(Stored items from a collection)

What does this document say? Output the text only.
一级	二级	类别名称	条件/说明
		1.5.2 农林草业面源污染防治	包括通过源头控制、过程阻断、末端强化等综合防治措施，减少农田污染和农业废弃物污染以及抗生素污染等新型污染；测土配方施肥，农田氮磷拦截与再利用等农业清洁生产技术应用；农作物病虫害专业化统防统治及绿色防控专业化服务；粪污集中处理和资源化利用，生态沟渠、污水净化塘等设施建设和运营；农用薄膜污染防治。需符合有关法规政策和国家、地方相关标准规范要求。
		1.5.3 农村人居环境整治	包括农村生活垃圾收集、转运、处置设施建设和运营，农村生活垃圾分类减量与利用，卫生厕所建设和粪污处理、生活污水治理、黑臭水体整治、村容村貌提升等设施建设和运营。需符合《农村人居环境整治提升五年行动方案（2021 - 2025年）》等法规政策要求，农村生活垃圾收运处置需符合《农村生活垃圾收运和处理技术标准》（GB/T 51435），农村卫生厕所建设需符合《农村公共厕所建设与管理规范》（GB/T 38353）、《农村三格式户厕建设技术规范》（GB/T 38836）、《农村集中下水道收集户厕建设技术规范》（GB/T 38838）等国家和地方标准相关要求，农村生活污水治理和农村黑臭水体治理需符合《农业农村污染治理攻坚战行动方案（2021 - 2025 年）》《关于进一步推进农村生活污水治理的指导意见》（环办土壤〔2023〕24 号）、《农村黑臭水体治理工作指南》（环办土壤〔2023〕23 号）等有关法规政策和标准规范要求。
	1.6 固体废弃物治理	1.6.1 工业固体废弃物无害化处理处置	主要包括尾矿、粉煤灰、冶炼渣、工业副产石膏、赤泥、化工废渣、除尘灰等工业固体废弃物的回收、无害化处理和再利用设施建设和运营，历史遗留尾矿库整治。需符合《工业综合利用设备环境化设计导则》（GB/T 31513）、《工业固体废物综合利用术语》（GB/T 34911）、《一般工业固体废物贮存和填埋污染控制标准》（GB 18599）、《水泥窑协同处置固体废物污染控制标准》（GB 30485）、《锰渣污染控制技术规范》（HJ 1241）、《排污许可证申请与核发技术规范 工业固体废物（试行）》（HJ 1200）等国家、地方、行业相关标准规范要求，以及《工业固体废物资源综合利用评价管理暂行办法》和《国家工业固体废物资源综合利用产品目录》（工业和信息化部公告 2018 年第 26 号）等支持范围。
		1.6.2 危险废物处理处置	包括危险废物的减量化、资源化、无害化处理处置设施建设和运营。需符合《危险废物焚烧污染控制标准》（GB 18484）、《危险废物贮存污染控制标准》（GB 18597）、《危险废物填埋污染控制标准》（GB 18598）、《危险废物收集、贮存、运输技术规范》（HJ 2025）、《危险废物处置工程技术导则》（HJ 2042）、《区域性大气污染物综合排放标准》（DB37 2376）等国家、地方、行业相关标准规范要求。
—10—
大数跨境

- [AIM OF THE EXERCISE]: Your task is to retype all of the records exactly.

- [WRITTEN REPLY]:
What does this document say? Output the text only.
一级	二级	类别名称	条件/说明
		1.5.2 农林草业面源污染防治	包括通过源头控制、过程阻断、末端强化等综合防治措施，减少农田污染和农业废弃物污染以及抗生素污染等新型污染；测土配方施肥，农田氮磷拦截与再利用等农业清洁生产技术应用；农作物病虫害专业化统防统治及绿色防控专业化服务；粪污集中处理和资源化利用，生态沟渠、污水净化塘等设施建设和运营；农用薄膜污染防治。需符合有关法规政策和国家、地方相关标准规范要求。
		1.5.3 农村人居环境整治	包括农村生活垃圾收集、转运、处置设施建设和运营，农村生活垃圾分类减量与利用，卫生厕所建设和粪污处理、生活污水治理、黑臭水体整治、村容村貌提升等设施建设和运营。需符合《农村人居环境整治提升五年行动方案（2021 - 2025年）》等法规政策要求，农村生活垃圾收运处置需符合《农村生活垃圾收运和处理技术标准》（GB/T 51435），农村卫生厕所建设需符合《农村公共厕所建设与管理规范》（GB/T 38353）、《农村三格式户厕建设技术规范》（GB/T 38836）、《农村集中下水道收集户厕建设技术规范》（GB/T 38838）等国家和地方标准相关要求，农村生活污水治理和农村黑臭水体治理需符合《农业农村污染治理攻坚战行动方案（2021 - 2025 年）》《关于进一步推进农村生活污水治理的指导意见》（环办土壤〔2023〕24 号）、《农村黑臭水体治理工作指南》（环办土壤〔2023〕23 号）等有关法规政策和标准规范要求。
	1.6 固体废弃物治理	1.6.1 工业固体废弃物无害化处理处置	主要包括尾矿、粉煤灰、冶炼渣、工业副产石膏、赤泥、化工废渣、除尘灰等工业固体废弃物的回收、无害化处理和再利用设施建设和运营，历史遗留尾矿库整治。需符合《工业综合利用设备环境化设计导则》（GB/T 31513）、《工业固体废物综合利用术语》（GB/T 34911）、《一般工业固体废物贮存和填埋污染控制标准》（GB 18599）、《水泥窑协同处置固体废物污染控制标准》（GB 30485）、《锰渣污染控制技术规范》（HJ 1241）、《排污许可证申请与核发技术规范 工业固体废物（试行）》（HJ 1200）等国家、地方、行业相关标准规范要求，以及《工业固体废物资源综合利用评价管理暂行办法》和《国家工业固体废物资源综合利用产品目录》（工业和信息化部公告 2018 年第 26 号）等支持范围。
		1.6.2 危险废物处理处置	包括危险废物的减量化、资源化、无害化处理处置设施建设和运营。需符合《危险废物焚烧污染控制标准》（GB 18484）、《危险废物贮存污染控制标准》（GB 18597）、《危险废物填埋污染控制标准》（GB 18598）、《危险废物收集、贮存、运输技术规范》（HJ 2025）、《危险废物处置工程技术导则》（HJ 2042）、《区域性大气污染物综合排放标准》（DB37 2376）等国家、地方、行业相关标准规范要求。
—10—
大数跨境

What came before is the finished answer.